■ BRIEF
Proceed with the passage on Ripiphoridae beetles, picking up after its last sentence, before the lines.

■ PASSAGE
Ripiphoridae (formerly spelled Rhipiphoridae) is a cosmopolitan family of some 450 described species of beetles sometimes called "wedge-shaped beetles". Ripiphoridae are unusual among beetle families in that many species are hypermetamorphic parasitoids, an attribute that they share with the Meloidae. Members of the family differ in their choice of hosts, but most attack various species of bees or wasps, while some others attack cockroaches or beetles. Many species of Ripiphoridae have abbreviated elytra, and flabellate or pectinate antennae.

== Biology ==
The subfamily Ripiphorinae parasitise bees and wasps (Hymenoptera), while Ripidiinae parasitises cockroaches (Blattodea) and Pelecotominae parasitises larvae of wood-boring beetles (Coleoptera).

Species that attack bees typically lay their eggs on flowers. There the eggs hatch almost immediately into small planidial larvae and lie in wait for a visiting host. The planidium mounts the bee and rides it back to the hive. There it dismounts and seeks a cell occupied by a host larva. The planidium then enters the body of the host. It changes its skin and shape, then remains more or less dormant until the host larva pupates. It then emerges from the bee pupa and begins to feed. It eats the entire pupa, then pupates in its turn and completes its metamorphosis before emerging from the hive to mate and lay eggs.

In species that parasitise cockroaches, males are winged while the females are wingless and larviform. Both sexes of adults cannot feed due to reduced mouthparts. Adult females attract males using pheromones to mate, then lay eggs on the spot. The eggs hatch into larvae which attack cockroach nymphs. Upon maturity, the ripiphorid larva emerges from its host's last abdominal segments and pupates nearby.

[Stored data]
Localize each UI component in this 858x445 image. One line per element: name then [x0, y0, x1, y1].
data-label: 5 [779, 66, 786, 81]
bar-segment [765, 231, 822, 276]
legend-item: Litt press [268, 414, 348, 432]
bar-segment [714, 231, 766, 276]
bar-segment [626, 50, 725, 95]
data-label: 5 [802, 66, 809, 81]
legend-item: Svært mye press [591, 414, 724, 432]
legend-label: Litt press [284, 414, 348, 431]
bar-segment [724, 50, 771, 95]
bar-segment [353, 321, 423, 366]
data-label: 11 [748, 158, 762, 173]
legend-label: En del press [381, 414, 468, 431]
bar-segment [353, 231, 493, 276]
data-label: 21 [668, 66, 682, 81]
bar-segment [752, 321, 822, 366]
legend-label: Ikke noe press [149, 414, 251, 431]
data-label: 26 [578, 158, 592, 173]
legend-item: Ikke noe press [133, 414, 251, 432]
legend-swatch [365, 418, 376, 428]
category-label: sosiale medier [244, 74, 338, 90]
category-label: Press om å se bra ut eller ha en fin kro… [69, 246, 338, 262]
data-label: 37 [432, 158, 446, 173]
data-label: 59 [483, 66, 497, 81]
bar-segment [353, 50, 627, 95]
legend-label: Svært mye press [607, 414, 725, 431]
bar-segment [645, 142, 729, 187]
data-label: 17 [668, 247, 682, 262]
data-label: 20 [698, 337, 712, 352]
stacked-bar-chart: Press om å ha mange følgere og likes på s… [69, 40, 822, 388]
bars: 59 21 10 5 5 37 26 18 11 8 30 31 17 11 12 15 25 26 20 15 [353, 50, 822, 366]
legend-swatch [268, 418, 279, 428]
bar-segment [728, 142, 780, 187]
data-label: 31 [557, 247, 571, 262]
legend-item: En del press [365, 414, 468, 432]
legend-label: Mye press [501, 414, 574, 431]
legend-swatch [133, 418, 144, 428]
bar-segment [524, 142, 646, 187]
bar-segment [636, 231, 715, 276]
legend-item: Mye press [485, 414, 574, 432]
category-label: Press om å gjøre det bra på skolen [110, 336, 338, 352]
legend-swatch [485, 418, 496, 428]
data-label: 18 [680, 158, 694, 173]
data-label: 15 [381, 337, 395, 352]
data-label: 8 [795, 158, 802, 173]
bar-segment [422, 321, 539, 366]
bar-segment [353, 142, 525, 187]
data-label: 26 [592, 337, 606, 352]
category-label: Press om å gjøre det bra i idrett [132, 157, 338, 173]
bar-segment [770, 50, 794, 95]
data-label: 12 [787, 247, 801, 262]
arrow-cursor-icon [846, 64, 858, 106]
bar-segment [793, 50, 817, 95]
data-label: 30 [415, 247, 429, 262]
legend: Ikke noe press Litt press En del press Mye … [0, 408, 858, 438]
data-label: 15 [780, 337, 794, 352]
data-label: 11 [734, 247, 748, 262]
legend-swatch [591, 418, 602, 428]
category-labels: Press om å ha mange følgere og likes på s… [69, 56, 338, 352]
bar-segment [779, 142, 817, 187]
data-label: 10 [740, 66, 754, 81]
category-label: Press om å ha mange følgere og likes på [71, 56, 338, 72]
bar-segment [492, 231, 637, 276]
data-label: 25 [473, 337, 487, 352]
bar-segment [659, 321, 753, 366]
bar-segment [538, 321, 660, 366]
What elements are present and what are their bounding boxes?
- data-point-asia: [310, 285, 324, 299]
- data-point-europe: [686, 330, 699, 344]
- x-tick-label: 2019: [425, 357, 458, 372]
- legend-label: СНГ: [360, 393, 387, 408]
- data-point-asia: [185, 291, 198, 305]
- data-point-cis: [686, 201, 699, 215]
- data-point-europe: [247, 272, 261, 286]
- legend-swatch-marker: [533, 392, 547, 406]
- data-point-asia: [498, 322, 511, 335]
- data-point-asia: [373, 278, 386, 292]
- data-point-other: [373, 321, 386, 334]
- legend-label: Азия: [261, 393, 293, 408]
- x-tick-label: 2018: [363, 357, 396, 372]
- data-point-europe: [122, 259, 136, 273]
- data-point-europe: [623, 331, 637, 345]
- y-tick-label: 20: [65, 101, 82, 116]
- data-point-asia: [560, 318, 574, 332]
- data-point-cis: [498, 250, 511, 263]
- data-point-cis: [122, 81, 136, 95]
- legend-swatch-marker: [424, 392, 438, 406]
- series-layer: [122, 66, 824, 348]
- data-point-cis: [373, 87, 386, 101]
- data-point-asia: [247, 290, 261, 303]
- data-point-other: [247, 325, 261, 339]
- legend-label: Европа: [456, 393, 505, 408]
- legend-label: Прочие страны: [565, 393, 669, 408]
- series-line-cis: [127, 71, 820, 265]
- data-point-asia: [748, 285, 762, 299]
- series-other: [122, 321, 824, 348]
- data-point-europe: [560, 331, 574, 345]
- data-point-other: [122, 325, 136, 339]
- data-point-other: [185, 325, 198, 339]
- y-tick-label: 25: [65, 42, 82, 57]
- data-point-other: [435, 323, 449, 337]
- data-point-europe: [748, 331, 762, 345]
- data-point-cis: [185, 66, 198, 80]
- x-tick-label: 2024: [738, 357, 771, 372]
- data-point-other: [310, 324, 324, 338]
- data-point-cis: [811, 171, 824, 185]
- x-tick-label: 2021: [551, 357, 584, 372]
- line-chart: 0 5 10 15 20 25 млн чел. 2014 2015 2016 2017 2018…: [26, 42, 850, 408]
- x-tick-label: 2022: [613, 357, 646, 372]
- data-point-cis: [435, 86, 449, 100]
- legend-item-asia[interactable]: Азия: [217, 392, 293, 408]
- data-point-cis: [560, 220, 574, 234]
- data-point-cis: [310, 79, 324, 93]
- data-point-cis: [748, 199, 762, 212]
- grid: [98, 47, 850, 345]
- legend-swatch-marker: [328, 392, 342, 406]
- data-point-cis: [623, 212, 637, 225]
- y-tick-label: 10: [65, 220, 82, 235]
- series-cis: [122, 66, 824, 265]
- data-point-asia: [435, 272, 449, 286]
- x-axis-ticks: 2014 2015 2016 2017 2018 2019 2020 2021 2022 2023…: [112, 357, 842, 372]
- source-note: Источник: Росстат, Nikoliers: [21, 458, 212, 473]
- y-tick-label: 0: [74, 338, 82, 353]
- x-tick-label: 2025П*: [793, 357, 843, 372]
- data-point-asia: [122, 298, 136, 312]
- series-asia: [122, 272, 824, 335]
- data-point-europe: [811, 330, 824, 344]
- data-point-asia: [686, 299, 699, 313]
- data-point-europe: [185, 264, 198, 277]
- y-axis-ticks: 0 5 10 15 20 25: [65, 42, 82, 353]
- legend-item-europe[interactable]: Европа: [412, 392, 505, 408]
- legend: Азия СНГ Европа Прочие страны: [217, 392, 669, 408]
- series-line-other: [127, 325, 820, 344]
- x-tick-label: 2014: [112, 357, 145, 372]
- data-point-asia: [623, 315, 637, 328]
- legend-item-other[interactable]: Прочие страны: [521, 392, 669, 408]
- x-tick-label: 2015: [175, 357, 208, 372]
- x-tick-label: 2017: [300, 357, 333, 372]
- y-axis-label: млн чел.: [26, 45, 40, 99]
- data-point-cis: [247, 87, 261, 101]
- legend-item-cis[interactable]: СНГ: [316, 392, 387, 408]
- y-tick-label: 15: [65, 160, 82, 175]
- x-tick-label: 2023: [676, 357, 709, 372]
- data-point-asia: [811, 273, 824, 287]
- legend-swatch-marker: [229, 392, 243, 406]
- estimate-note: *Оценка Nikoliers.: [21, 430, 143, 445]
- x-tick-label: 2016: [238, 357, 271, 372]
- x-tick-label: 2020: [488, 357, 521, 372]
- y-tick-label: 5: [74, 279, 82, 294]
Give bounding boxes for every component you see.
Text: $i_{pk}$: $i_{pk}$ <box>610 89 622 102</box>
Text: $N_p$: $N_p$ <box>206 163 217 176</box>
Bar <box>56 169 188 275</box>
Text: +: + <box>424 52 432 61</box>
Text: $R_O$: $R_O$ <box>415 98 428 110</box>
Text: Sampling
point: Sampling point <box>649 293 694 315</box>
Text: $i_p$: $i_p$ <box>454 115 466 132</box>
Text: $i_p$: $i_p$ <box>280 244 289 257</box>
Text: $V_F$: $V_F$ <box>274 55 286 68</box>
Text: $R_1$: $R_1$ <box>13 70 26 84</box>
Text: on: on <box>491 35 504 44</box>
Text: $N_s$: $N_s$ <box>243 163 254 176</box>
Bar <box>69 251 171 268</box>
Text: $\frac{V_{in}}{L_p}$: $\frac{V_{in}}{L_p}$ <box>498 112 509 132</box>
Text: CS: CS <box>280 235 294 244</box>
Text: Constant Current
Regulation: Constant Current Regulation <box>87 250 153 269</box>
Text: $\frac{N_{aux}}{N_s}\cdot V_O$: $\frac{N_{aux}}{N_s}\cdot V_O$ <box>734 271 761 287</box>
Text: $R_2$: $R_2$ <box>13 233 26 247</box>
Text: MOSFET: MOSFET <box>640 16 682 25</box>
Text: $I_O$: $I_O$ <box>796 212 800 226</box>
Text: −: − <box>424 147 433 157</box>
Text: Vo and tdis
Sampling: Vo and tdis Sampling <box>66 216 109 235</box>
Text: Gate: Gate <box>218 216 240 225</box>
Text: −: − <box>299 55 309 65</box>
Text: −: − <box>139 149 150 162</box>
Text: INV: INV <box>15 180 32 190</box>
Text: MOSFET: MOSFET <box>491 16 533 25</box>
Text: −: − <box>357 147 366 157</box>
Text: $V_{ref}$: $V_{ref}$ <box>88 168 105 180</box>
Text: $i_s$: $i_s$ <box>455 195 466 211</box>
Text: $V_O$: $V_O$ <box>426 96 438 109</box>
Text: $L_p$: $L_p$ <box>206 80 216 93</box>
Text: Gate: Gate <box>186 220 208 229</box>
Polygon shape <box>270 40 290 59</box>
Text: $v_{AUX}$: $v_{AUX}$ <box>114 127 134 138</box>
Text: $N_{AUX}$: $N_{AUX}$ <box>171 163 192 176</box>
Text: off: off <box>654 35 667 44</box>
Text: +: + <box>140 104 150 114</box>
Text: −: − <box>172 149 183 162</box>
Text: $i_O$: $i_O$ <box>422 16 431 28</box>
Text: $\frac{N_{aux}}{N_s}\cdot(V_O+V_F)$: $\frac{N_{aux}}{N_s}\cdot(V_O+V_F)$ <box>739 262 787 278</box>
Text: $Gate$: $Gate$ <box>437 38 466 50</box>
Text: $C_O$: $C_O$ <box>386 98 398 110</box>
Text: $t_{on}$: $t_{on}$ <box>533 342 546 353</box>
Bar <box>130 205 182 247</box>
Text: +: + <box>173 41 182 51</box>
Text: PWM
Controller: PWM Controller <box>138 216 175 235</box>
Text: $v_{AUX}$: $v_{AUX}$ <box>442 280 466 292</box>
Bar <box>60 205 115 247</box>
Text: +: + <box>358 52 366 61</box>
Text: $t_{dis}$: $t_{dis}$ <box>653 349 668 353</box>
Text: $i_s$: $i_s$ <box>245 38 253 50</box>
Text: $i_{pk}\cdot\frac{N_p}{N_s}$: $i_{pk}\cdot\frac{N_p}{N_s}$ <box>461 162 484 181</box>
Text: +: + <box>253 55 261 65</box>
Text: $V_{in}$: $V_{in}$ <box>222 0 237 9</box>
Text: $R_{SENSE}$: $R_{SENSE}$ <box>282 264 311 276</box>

■ RESPONSE BELOW
In species that attack wood-boring beetles, adults occur on dead trees or on dead parts of living trees. They mate and then the females lay eggs into wood using a long, stiff, needle-shaped ovipositor. Larvae hatch and actively search for host beetle larvae, able to survive for at least 10 days without finding a host. When a host is found, the ripiphorid larva pierces into it with the help of a narcotising substance it injects. It feeds within the host, then emerges and continues feeding as an ectoparasitoid. When development is complete, the larva acts as a wood-borer itself, creating an emergence gallery and pupating at the apical end of this gallery.

== Evolution ==
Fossil species in the genera Paleoripiphorus, Macrosiagon, Cretaceoripidius, Flabellotoma, Burmitoma, Plesiotoma, and Amberocula have been described from mid- to lower-Cretaceous amber from sites in France, Germany and Myanmar.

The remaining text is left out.